• **Records to process**
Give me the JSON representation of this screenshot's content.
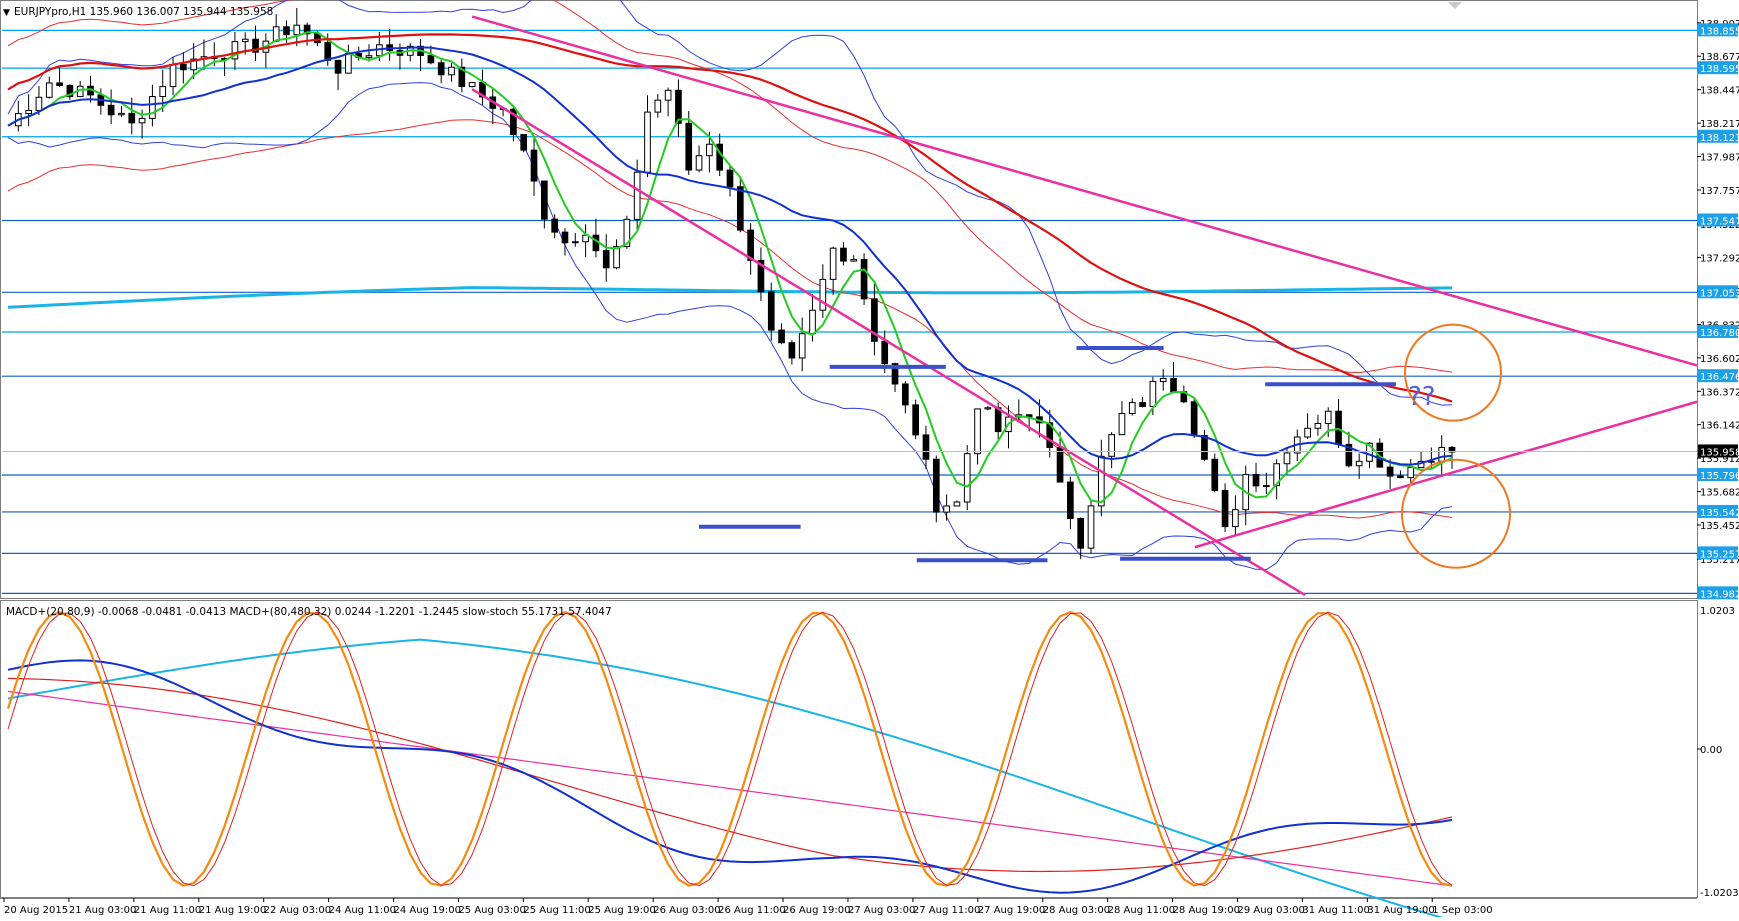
{
  "header": {
    "symbol_line": "EURJPYpro,H1  135.960 136.007 135.944 135.958",
    "indicator_line": "MACD+(20,80,9) -0.0068 -0.0481 -0.0413  MACD+(80,480,32) 0.0244 -1.2201 -1.2445  slow-stoch 55.1731 57.4047"
  },
  "colors": {
    "background": "#ffffff",
    "hline": "#00a3e8",
    "hline_dark": "#1060c8",
    "trend": "#ec2fa0",
    "zone": "#3b4fc8",
    "candle": "#000000",
    "ma_fast": "#22cc22",
    "ma_mid": "#1030d0",
    "ma_slow": "#e01010",
    "ma_long": "#19b4e6",
    "bands": "#3040e0",
    "env": "#e83030",
    "circle": "#f07820",
    "question": "#5560d8",
    "price_tag_bg": "#1ea0e8",
    "current_tag_bg": "#000000",
    "macd1": "#1030d0",
    "signal1": "#e02020",
    "macd2": "#19b4e6",
    "signal2": "#ec2fa0",
    "stoch_k": "#f58a10",
    "stoch_d": "#e02020"
  },
  "chart_data": [
    {
      "type": "candlestick",
      "name": "EURJPYpro,H1",
      "ylim": [
        134.95,
        139.05
      ],
      "y_ticks": [
        "138.907",
        "138.677",
        "138.447",
        "138.217",
        "137.987",
        "137.757",
        "137.522",
        "137.292",
        "137.062",
        "136.832",
        "136.602",
        "136.372",
        "136.142",
        "135.912",
        "135.682",
        "135.452",
        "135.217"
      ],
      "levels": [
        {
          "value": 138.855,
          "label": "138.855",
          "style": "light"
        },
        {
          "value": 138.595,
          "label": "138.595",
          "style": "light"
        },
        {
          "value": 138.123,
          "label": "138.123",
          "style": "light"
        },
        {
          "value": 137.547,
          "label": "137.547",
          "style": "dark"
        },
        {
          "value": 137.053,
          "label": "137.053",
          "style": "dark"
        },
        {
          "value": 136.78,
          "label": "136.780",
          "style": "light"
        },
        {
          "value": 136.476,
          "label": "136.476",
          "style": "dark"
        },
        {
          "value": 135.796,
          "label": "135.796",
          "style": "dark"
        },
        {
          "value": 135.542,
          "label": "135.542",
          "style": "dark"
        },
        {
          "value": 135.257,
          "label": "135.257",
          "style": "dark"
        },
        {
          "value": 134.982,
          "label": "134.982",
          "style": "dark"
        }
      ],
      "current_price": {
        "value": 135.958,
        "label": "135.958"
      },
      "annotation": "??",
      "x_labels": [
        "20 Aug 2015",
        "21 Aug 03:00",
        "21 Aug 11:00",
        "21 Aug 19:00",
        "22 Aug 03:00",
        "24 Aug 11:00",
        "24 Aug 19:00",
        "25 Aug 03:00",
        "25 Aug 11:00",
        "25 Aug 19:00",
        "26 Aug 03:00",
        "26 Aug 11:00",
        "26 Aug 19:00",
        "27 Aug 03:00",
        "27 Aug 11:00",
        "27 Aug 19:00",
        "28 Aug 03:00",
        "28 Aug 11:00",
        "28 Aug 19:00",
        "29 Aug 03:00",
        "31 Aug 11:00",
        "31 Aug 19:00",
        "1 Sep 03:00"
      ],
      "close_path": [
        [
          0,
          138.2
        ],
        [
          4,
          138.5
        ],
        [
          8,
          138.4
        ],
        [
          12,
          138.2
        ],
        [
          16,
          138.6
        ],
        [
          20,
          138.7
        ],
        [
          24,
          138.75
        ],
        [
          28,
          138.9
        ],
        [
          32,
          138.6
        ],
        [
          36,
          138.75
        ],
        [
          40,
          138.7
        ],
        [
          44,
          138.5
        ],
        [
          48,
          138.3
        ],
        [
          50,
          138.0
        ],
        [
          52,
          137.6
        ],
        [
          54,
          137.4
        ],
        [
          56,
          137.5
        ],
        [
          58,
          137.2
        ],
        [
          60,
          137.5
        ],
        [
          62,
          138.3
        ],
        [
          64,
          138.45
        ],
        [
          66,
          137.9
        ],
        [
          68,
          138.1
        ],
        [
          70,
          137.75
        ],
        [
          72,
          137.3
        ],
        [
          74,
          136.75
        ],
        [
          76,
          136.55
        ],
        [
          78,
          136.9
        ],
        [
          80,
          137.35
        ],
        [
          82,
          137.3
        ],
        [
          84,
          136.75
        ],
        [
          86,
          136.4
        ],
        [
          88,
          136.1
        ],
        [
          90,
          135.6
        ],
        [
          92,
          135.6
        ],
        [
          94,
          136.3
        ],
        [
          96,
          136.1
        ],
        [
          98,
          136.2
        ],
        [
          100,
          136.2
        ],
        [
          102,
          135.7
        ],
        [
          104,
          135.35
        ],
        [
          106,
          135.9
        ],
        [
          108,
          136.2
        ],
        [
          110,
          136.3
        ],
        [
          112,
          136.5
        ],
        [
          114,
          136.35
        ],
        [
          116,
          135.9
        ],
        [
          118,
          135.4
        ],
        [
          120,
          135.8
        ],
        [
          122,
          135.75
        ],
        [
          124,
          136.0
        ],
        [
          126,
          136.15
        ],
        [
          128,
          136.2
        ],
        [
          130,
          135.9
        ],
        [
          132,
          136.0
        ],
        [
          134,
          135.8
        ],
        [
          136,
          135.85
        ],
        [
          138,
          135.95
        ],
        [
          140,
          135.96
        ]
      ],
      "candle_spacing_hours": 1
    },
    {
      "type": "line",
      "name": "MACD / slow-stoch panel",
      "ylim": [
        -1.0203,
        1.0203
      ],
      "y_ticks": [
        "1.0203",
        "0.00",
        "-1.0203"
      ]
    }
  ]
}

• **Work required**
Find the word "EURJPYpro" in the records and pull out each line that has it.

• **Exercise result**
    "symbol_line": "EURJPYpro,H1  135.960 136.007 135.944 135.958",
      "name": "EURJPYpro,H1",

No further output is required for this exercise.